__TO DO__. Copy out all of the data below with no alterations.

(Stored data entries)

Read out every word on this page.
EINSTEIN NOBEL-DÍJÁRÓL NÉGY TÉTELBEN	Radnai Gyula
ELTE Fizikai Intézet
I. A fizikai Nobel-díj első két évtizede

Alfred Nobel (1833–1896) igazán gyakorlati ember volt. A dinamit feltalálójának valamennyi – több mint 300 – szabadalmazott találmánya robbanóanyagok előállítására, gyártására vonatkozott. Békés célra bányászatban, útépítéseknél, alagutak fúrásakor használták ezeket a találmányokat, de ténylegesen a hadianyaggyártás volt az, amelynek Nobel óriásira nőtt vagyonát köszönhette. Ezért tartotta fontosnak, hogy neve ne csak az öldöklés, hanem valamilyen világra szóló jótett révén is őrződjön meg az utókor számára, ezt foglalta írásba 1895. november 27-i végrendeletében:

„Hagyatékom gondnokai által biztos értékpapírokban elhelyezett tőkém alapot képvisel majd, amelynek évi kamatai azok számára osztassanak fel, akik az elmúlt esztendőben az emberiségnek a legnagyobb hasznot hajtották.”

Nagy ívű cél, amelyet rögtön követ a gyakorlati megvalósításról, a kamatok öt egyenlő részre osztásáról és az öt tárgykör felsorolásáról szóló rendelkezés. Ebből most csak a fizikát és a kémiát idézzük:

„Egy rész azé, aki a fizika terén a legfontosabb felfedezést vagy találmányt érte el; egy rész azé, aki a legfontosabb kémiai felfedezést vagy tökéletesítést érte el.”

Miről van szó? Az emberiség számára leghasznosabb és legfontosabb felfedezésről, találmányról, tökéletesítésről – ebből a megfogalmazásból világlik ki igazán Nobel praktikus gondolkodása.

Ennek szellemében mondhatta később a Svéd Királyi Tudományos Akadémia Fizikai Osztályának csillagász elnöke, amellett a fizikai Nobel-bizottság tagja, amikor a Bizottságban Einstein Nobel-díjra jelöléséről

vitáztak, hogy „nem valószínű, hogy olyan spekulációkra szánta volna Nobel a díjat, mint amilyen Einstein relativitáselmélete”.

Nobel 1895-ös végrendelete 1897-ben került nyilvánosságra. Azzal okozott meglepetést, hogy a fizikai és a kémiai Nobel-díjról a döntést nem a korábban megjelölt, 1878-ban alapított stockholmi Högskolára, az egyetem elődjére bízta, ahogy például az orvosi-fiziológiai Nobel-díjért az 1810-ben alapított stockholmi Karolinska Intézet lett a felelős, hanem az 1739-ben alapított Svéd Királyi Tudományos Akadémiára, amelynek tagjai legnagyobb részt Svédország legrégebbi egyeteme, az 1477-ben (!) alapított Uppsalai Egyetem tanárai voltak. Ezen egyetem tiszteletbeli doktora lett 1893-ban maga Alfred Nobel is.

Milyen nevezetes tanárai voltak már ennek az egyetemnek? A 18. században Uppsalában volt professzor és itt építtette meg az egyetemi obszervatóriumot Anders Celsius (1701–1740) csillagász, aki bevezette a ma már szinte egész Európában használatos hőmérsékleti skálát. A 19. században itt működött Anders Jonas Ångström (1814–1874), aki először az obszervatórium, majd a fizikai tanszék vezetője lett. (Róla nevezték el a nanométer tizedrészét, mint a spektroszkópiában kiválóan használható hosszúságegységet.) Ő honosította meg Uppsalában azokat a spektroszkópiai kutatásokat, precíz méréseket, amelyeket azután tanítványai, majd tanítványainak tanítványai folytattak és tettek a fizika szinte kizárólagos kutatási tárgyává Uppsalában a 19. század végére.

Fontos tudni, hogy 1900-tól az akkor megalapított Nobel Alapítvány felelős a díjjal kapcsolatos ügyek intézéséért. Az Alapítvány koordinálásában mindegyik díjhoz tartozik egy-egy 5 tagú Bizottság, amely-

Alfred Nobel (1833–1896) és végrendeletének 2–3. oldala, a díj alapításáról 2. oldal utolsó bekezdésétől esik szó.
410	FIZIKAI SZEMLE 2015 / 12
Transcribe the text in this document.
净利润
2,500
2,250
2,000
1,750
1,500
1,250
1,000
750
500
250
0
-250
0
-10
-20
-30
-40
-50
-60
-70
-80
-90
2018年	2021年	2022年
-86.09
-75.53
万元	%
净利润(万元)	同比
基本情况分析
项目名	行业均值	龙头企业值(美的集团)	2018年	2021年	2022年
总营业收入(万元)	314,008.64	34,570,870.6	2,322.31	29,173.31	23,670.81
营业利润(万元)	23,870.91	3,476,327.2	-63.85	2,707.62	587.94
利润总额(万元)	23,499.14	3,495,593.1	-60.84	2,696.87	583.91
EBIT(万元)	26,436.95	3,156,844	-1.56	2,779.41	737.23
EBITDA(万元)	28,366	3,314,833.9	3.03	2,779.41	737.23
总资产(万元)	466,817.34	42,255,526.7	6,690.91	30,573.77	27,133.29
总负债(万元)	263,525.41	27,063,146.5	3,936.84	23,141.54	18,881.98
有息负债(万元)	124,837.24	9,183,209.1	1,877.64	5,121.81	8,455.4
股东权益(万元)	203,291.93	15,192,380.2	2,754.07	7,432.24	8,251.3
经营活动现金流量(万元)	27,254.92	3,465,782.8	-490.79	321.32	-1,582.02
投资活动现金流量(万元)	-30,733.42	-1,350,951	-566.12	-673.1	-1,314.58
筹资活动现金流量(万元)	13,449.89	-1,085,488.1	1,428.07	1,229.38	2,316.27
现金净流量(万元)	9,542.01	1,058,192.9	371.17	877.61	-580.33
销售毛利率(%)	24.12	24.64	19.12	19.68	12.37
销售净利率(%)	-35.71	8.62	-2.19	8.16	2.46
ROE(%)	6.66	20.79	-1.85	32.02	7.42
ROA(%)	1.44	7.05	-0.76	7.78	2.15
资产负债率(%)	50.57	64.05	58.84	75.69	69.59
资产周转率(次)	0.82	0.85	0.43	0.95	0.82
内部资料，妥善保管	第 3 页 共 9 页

__WRITTEN RESPONSE__.
Read out every word on this page.
EINSTEIN NOBEL-DÍJÁRÓL NÉGY TÉTELBEN	Radnai Gyula
ELTE Fizikai Intézet
I. A fizikai Nobel-díj első két évtizede

Alfred Nobel (1833–1896) igazán gyakorlati ember volt. A dinamit feltalálójának valamennyi – több mint 300 – szabadalmazott találmánya robbanóanyagok előállítására, gyártására vonatkozott. Békés célra bányászatban, útépítéseknél, alagutak fúrásakor használták ezeket a találmányokat, de ténylegesen a hadianyaggyártás volt az, amelynek Nobel óriásira nőtt vagyonát köszönhette. Ezért tartotta fontosnak, hogy neve ne csak az öldöklés, hanem valamilyen világra szóló jótett révén is őrződjön meg az utókor számára, ezt foglalta írásba 1895. november 27-i végrendeletében:

„Hagyatékom gondnokai által biztos értékpapírokban elhelyezett tőkém alapot képvisel majd, amelynek évi kamatai azok számára osztassanak fel, akik az elmúlt esztendőben az emberiségnek a legnagyobb hasznot hajtották.”

Nagy ívű cél, amelyet rögtön követ a gyakorlati megvalósításról, a kamatok öt egyenlő részre osztásáról és az öt tárgykör felsorolásáról szóló rendelkezés. Ebből most csak a fizikát és a kémiát idézzük:

„Egy rész azé, aki a fizika terén a legfontosabb felfedezést vagy találmányt érte el; egy rész azé, aki a legfontosabb kémiai felfedezést vagy tökéletesítést érte el.”

Miről van szó? Az emberiség számára leghasznosabb és legfontosabb felfedezésről, találmányról, tökéletesítésről – ebből a megfogalmazásból világlik ki igazán Nobel praktikus gondolkodása.

Ennek szellemében mondhatta később a Svéd Királyi Tudományos Akadémia Fizikai Osztályának csillagász elnöke, amellett a fizikai Nobel-bizottság tagja, amikor a Bizottságban Einstein Nobel-díjra jelöléséről

vitáztak, hogy „nem valószínű, hogy olyan spekulációkra szánta volna Nobel a díjat, mint amilyen Einstein relativitáselmélete”.

Nobel 1895-ös végrendelete 1897-ben került nyilvánosságra. Azzal okozott meglepetést, hogy a fizikai és a kémiai Nobel-díjról a döntést nem a korábban megjelölt, 1878-ban alapított stockholmi Högskolára, az egyetem elődjére bízta, ahogy például az orvosi-fiziológiai Nobel-díjért az 1810-ben alapított stockholmi Karolinska Intézet lett a felelős, hanem az 1739-ben alapított Svéd Királyi Tudományos Akadémiára, amelynek tagjai legnagyobb részt Svédország legrégebbi egyeteme, az 1477-ben (!) alapított Uppsalai Egyetem tanárai voltak. Ezen egyetem tiszteletbeli doktora lett 1893-ban maga Alfred Nobel is.

Milyen nevezetes tanárai voltak már ennek az egyetemnek? A 18. században Uppsalában volt professzor és itt építtette meg az egyetemi obszervatóriumot Anders Celsius (1701–1740) csillagász, aki bevezette a ma már szinte egész Európában használatos hőmérsékleti skálát. A 19. században itt működött Anders Jonas Ångström (1814–1874), aki először az obszervatórium, majd a fizikai tanszék vezetője lett. (Róla nevezték el a nanométer tizedrészét, mint a spektroszkópiában kiválóan használható hosszúságegységet.) Ő honosította meg Uppsalában azokat a spektroszkópiai kutatásokat, precíz méréseket, amelyeket azután tanítványai, majd tanítványainak tanítványai folytattak és tettek a fizika szinte kizárólagos kutatási tárgyává Uppsalában a 19. század végére.

Fontos tudni, hogy 1900-tól az akkor megalapított Nobel Alapítvány felelős a díjjal kapcsolatos ügyek intézéséért. Az Alapítvány koordinálásában mindegyik díjhoz tartozik egy-egy 5 tagú Bizottság, amely-

Alfred Nobel (1833–1896) és végrendeletének 2–3. oldala, a díj alapításáról 2. oldal utolsó bekezdésétől esik szó.
410	FIZIKAI SZEMLE 2015 / 12
Transcribe the text in this document.
净利润
2,500
2,250
2,000
1,750
1,500
1,250
1,000
750
500
250
0
-250
0
-10
-20
-30
-40
-50
-60
-70
-80
-90
2018年	2021年	2022年
-86.09
-75.53
万元	%
净利润(万元)	同比
基本情况分析
项目名	行业均值	龙头企业值(美的集团)	2018年	2021年	2022年
总营业收入(万元)	314,008.64	34,570,870.6	2,322.31	29,173.31	23,670.81
营业利润(万元)	23,870.91	3,476,327.2	-63.85	2,707.62	587.94
利润总额(万元)	23,499.14	3,495,593.1	-60.84	2,696.87	583.91
EBIT(万元)	26,436.95	3,156,844	-1.56	2,779.41	737.23
EBITDA(万元)	28,366	3,314,833.9	3.03	2,779.41	737.23
总资产(万元)	466,817.34	42,255,526.7	6,690.91	30,573.77	27,133.29
总负债(万元)	263,525.41	27,063,146.5	3,936.84	23,141.54	18,881.98
有息负债(万元)	124,837.24	9,183,209.1	1,877.64	5,121.81	8,455.4
股东权益(万元)	203,291.93	15,192,380.2	2,754.07	7,432.24	8,251.3
经营活动现金流量(万元)	27,254.92	3,465,782.8	-490.79	321.32	-1,582.02
投资活动现金流量(万元)	-30,733.42	-1,350,951	-566.12	-673.1	-1,314.58
筹资活动现金流量(万元)	13,449.89	-1,085,488.1	1,428.07	1,229.38	2,316.27
现金净流量(万元)	9,542.01	1,058,192.9	371.17	877.61	-580.33
销售毛利率(%)	24.12	24.64	19.12	19.68	12.37
销售净利率(%)	-35.71	8.62	-2.19	8.16	2.46
ROE(%)	6.66	20.79	-1.85	32.02	7.42
ROA(%)	1.44	7.05	-0.76	7.78	2.15
资产负债率(%)	50.57	64.05	58.84	75.69	69.59
资产周转率(次)	0.82	0.85	0.43	0.95	0.82
内部资料，妥善保管	第 3 页 共 9 页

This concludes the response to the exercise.